**Provided records**
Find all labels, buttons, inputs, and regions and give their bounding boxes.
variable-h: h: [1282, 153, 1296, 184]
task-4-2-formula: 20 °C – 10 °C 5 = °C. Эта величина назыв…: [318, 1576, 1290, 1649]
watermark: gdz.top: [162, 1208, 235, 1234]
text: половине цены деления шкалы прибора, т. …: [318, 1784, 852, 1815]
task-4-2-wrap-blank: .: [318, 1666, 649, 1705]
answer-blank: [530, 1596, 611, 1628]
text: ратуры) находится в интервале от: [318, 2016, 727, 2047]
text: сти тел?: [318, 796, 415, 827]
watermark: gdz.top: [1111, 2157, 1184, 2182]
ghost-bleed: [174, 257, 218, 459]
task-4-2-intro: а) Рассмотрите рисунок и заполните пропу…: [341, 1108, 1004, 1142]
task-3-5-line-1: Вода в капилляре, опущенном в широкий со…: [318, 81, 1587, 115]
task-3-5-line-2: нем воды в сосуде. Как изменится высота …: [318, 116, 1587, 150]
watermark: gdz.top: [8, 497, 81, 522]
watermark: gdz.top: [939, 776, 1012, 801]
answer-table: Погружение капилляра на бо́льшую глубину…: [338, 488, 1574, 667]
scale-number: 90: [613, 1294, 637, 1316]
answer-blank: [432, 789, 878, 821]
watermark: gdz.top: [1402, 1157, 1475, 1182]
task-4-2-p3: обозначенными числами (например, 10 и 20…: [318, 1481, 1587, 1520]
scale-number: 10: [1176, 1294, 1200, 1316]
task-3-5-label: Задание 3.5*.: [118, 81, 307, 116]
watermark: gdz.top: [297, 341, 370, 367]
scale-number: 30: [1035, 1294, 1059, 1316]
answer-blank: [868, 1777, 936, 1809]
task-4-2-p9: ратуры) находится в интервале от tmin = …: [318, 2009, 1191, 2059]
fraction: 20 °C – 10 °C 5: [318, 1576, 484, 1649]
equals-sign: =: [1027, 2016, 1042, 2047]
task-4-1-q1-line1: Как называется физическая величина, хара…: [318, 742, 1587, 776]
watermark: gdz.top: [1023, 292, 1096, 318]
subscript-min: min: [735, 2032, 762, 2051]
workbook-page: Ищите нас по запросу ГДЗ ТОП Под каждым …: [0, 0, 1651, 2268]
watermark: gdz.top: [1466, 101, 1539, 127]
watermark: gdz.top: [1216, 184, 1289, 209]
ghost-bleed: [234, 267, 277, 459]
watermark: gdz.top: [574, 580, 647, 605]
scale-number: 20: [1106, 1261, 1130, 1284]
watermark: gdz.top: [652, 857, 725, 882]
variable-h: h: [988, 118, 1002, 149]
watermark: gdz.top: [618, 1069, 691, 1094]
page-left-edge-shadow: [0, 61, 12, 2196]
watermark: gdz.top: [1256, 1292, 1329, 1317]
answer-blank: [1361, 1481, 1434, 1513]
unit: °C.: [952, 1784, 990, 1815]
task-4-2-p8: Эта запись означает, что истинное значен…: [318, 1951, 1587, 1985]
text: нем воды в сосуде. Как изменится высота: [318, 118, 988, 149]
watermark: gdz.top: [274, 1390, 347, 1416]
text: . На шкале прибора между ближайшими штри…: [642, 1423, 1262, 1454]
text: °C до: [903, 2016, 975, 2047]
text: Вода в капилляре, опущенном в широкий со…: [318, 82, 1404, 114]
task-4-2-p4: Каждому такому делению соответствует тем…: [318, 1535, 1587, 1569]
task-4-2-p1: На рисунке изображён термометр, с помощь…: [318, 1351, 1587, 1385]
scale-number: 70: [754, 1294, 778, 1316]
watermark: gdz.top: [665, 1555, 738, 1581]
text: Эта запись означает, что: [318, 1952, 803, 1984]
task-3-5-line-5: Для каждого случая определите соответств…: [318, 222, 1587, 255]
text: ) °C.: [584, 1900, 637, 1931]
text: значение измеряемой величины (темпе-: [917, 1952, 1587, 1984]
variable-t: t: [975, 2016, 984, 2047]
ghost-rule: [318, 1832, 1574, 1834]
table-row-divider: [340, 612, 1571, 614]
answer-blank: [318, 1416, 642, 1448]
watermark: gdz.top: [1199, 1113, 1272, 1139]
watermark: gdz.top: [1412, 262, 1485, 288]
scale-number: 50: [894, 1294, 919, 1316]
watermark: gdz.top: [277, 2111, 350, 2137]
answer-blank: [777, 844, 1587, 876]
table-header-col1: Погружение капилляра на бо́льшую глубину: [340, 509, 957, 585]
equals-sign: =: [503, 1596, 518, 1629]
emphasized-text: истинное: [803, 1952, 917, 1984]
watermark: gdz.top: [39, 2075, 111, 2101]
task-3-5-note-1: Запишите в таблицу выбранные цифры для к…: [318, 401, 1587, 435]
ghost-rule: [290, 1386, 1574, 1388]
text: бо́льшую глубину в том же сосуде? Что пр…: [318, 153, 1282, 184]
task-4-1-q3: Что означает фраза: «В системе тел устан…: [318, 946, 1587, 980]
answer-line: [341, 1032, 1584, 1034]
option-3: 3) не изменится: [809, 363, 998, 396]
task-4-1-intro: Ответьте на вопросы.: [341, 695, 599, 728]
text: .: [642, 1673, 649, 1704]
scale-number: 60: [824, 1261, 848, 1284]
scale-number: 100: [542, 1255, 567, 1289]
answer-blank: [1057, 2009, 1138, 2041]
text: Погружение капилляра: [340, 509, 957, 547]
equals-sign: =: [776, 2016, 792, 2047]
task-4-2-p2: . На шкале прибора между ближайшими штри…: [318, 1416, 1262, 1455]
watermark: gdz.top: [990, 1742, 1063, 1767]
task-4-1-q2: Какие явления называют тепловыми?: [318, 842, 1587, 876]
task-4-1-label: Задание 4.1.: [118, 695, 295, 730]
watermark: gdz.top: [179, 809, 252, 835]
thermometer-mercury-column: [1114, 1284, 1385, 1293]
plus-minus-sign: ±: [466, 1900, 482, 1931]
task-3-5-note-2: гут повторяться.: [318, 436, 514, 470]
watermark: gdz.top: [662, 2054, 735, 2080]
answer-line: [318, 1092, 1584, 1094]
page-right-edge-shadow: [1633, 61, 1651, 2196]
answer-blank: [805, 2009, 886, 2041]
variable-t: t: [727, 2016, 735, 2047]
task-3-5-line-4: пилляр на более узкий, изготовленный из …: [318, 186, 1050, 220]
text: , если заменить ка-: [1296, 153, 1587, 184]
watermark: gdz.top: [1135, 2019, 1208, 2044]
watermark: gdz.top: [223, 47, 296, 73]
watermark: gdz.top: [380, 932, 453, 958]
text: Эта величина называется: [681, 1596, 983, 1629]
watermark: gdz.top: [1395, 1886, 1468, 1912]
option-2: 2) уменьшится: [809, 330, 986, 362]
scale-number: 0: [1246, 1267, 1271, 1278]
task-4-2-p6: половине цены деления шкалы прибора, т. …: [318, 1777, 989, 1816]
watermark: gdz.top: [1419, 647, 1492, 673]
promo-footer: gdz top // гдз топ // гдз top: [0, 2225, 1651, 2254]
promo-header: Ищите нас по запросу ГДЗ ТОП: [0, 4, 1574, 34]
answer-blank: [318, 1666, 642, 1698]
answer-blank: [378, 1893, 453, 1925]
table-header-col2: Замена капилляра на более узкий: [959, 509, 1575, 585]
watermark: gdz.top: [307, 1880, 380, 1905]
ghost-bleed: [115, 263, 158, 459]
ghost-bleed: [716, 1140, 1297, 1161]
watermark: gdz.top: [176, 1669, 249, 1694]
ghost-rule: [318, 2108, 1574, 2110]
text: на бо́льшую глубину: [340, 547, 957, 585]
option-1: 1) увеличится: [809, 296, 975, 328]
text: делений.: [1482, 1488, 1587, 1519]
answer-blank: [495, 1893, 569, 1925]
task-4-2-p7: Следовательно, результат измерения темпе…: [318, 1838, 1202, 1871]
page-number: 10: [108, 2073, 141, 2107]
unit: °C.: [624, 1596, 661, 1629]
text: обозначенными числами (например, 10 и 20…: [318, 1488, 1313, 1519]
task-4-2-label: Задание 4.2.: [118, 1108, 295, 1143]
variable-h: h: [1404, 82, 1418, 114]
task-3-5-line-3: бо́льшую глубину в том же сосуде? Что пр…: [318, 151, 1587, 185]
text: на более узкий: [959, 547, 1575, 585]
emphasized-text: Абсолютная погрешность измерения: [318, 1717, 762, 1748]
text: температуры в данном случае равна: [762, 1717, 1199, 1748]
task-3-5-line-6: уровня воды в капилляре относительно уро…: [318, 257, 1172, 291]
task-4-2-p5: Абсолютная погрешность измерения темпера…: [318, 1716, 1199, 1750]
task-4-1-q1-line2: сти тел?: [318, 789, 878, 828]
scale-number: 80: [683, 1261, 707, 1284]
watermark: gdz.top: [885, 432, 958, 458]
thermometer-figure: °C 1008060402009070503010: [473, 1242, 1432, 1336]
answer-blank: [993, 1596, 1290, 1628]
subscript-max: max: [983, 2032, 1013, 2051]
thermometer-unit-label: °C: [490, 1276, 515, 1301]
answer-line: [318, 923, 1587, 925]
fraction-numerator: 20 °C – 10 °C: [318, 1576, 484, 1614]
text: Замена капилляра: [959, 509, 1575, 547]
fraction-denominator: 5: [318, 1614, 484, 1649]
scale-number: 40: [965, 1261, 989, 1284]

**Goal**
Recast the entries, from the first line through the line containing "scale-number: 30: [1035, 1294, 1059, 1316]", as a Markdown table with the columns Row and Text, numbering each line and leaving out blank lines.

**Result of the task**
| Row | Text |
|---|---|
| 1 | Find all labels, buttons, inputs, and regions and give their bounding boxes. |
| 2 | variable-h: h: [1282, 153, 1296, 184] |
| 3 | task-4-2-formula: 20 °C – 10 °C 5 = °C. Эта величина назыв…: [318, 1576, 1290, 1649] |
| 4 | watermark: gdz.top: [162, 1208, 235, 1234] |
| 5 | text: половине цены деления шкалы прибора, т. …: [318, 1784, 852, 1815] |
| 6 | task-4-2-wrap-blank: .: [318, 1666, 649, 1705] |
| 7 | answer-blank: [530, 1596, 611, 1628] |
| 8 | text: ратуры) находится в интервале от: [318, 2016, 727, 2047] |
| 9 | text: сти тел?: [318, 796, 415, 827] |
| 10 | watermark: gdz.top: [1111, 2157, 1184, 2182] |
| 11 | ghost-bleed: [174, 257, 218, 459] |
| 12 | task-4-2-intro: а) Рассмотрите рисунок и заполните пропу…: [341, 1108, 1004, 1142] |
| 13 | task-3-5-line-1: Вода в капилляре, опущенном в широкий со…: [318, 81, 1587, 115] |
| 14 | task-3-5-line-2: нем воды в сосуде. Как изменится высота …: [318, 116, 1587, 150] |
| 15 | watermark: gdz.top: [8, 497, 81, 522] |
| 16 | watermark: gdz.top: [939, 776, 1012, 801] |
| 17 | answer-table: Погружение капилляра на бо́льшую глубину…: [338, 488, 1574, 667] |
| 18 | scale-number: 90: [613, 1294, 637, 1316] |
| 19 | answer-blank: [432, 789, 878, 821] |
| 20 | watermark: gdz.top: [1402, 1157, 1475, 1182] |
| 21 | task-4-2-p3: обозначенными числами (например, 10 и 20…: [318, 1481, 1587, 1520] |
| 22 | scale-number: 10: [1176, 1294, 1200, 1316] |
| 23 | task-3-5-label: Задание 3.5*.: [118, 81, 307, 116] |
| 24 | watermark: gdz.top: [297, 341, 370, 367] |
| 25 | scale-number: 30: [1035, 1294, 1059, 1316] |